● WHAT TO WORK ON
Set down the material once more, exactly as it appears.
>> Start
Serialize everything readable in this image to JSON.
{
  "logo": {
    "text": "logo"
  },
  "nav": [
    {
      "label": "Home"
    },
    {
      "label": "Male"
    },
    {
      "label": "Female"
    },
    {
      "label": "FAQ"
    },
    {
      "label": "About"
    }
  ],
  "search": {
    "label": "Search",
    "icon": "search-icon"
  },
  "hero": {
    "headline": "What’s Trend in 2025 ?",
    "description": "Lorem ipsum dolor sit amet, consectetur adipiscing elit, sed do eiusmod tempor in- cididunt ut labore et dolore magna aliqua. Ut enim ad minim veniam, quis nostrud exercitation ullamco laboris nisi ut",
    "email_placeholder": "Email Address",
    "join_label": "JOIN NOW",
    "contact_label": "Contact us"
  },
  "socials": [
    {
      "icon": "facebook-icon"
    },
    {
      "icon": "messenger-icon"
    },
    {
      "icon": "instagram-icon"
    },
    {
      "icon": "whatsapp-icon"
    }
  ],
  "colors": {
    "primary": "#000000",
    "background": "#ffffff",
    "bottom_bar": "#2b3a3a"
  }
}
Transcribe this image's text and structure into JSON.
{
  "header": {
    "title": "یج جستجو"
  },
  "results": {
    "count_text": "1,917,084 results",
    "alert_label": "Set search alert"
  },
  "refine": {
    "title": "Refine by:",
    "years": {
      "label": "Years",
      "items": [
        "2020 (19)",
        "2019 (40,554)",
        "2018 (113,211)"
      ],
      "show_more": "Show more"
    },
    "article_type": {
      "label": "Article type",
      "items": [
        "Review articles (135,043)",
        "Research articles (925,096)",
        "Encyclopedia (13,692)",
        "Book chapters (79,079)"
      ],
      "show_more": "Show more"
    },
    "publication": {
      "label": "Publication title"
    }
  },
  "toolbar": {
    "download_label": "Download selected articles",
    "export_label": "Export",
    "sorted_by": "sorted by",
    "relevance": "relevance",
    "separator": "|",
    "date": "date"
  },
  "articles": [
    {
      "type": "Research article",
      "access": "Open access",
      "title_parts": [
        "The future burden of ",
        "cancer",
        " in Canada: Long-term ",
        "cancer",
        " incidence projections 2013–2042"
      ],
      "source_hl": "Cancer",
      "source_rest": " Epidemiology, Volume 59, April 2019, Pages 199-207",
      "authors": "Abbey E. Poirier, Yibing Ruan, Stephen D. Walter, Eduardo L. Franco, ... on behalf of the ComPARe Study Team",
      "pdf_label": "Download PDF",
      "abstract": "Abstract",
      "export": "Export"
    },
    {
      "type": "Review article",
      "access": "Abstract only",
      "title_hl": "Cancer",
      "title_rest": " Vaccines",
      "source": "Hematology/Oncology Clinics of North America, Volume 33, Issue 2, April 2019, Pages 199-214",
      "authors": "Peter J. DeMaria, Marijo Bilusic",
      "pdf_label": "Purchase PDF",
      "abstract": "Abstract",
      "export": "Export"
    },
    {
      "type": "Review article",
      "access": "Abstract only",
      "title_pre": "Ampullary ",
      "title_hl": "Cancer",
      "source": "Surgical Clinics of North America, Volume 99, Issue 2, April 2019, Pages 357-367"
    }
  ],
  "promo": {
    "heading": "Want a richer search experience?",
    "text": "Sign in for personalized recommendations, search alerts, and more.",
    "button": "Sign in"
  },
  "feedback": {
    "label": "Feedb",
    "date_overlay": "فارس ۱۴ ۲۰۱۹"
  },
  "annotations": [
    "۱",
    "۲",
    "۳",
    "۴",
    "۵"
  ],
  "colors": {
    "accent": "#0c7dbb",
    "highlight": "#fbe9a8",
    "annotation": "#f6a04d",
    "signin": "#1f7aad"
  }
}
>> End
● FULL ANSWER
Serialize everything readable in this image to JSON.
{
  "logo": {
    "text": "logo"
  },
  "nav": [
    {
      "label": "Home"
    },
    {
      "label": "Male"
    },
    {
      "label": "Female"
    },
    {
      "label": "FAQ"
    },
    {
      "label": "About"
    }
  ],
  "search": {
    "label": "Search",
    "icon": "search-icon"
  },
  "hero": {
    "headline": "What’s Trend in 2025 ?",
    "description": "Lorem ipsum dolor sit amet, consectetur adipiscing elit, sed do eiusmod tempor in- cididunt ut labore et dolore magna aliqua. Ut enim ad minim veniam, quis nostrud exercitation ullamco laboris nisi ut",
    "email_placeholder": "Email Address",
    "join_label": "JOIN NOW",
    "contact_label": "Contact us"
  },
  "socials": [
    {
      "icon": "facebook-icon"
    },
    {
      "icon": "messenger-icon"
    },
    {
      "icon": "instagram-icon"
    },
    {
      "icon": "whatsapp-icon"
    }
  ],
  "colors": {
    "primary": "#000000",
    "background": "#ffffff",
    "bottom_bar": "#2b3a3a"
  }
}
Transcribe this image's text and structure into JSON.
{
  "header": {
    "title": "یج جستجو"
  },
  "results": {
    "count_text": "1,917,084 results",
    "alert_label": "Set search alert"
  },
  "refine": {
    "title": "Refine by:",
    "years": {
      "label": "Years",
      "items": [
        "2020 (19)",
        "2019 (40,554)",
        "2018 (113,211)"
      ],
      "show_more": "Show more"
    },
    "article_type": {
      "label": "Article type",
      "items": [
        "Review articles (135,043)",
        "Research articles (925,096)",
        "Encyclopedia (13,692)",
        "Book chapters (79,079)"
      ],
      "show_more": "Show more"
    },
    "publication": {
      "label": "Publication title"
    }
  },
  "toolbar": {
    "download_label": "Download selected articles",
    "export_label": "Export",
    "sorted_by": "sorted by",
    "relevance": "relevance",
    "separator": "|",
    "date": "date"
  },
  "articles": [
    {
      "type": "Research article",
      "access": "Open access",
      "title_parts": [
        "The future burden of ",
        "cancer",
        " in Canada: Long-term ",
        "cancer",
        " incidence projections 2013–2042"
      ],
      "source_hl": "Cancer",
      "source_rest": " Epidemiology, Volume 59, April 2019, Pages 199-207",
      "authors": "Abbey E. Poirier, Yibing Ruan, Stephen D. Walter, Eduardo L. Franco, ... on behalf of the ComPARe Study Team",
      "pdf_label": "Download PDF",
      "abstract": "Abstract",
      "export": "Export"
    },
    {
      "type": "Review article",
      "access": "Abstract only",
      "title_hl": "Cancer",
      "title_rest": " Vaccines",
      "source": "Hematology/Oncology Clinics of North America, Volume 33, Issue 2, April 2019, Pages 199-214",
      "authors": "Peter J. DeMaria, Marijo Bilusic",
      "pdf_label": "Purchase PDF",
      "abstract": "Abstract",
      "export": "Export"
    },
    {
      "type": "Review article",
      "access": "Abstract only",
      "title_pre": "Ampullary ",
      "title_hl": "Cancer",
      "source": "Surgical Clinics of North America, Volume 99, Issue 2, April 2019, Pages 357-367"
    }
  ],
  "promo": {
    "heading": "Want a richer search experience?",
    "text": "Sign in for personalized recommendations, search alerts, and more.",
    "button": "Sign in"
  },
  "feedback": {
    "label": "Feedb",
    "date_overlay": "فارس ۱۴ ۲۰۱۹"
  },
  "annotations": [
    "۱",
    "۲",
    "۳",
    "۴",
    "۵"
  ],
  "colors": {
    "accent": "#0c7dbb",
    "highlight": "#fbe9a8",
    "annotation": "#f6a04d",
    "signin": "#1f7aad"
  }
}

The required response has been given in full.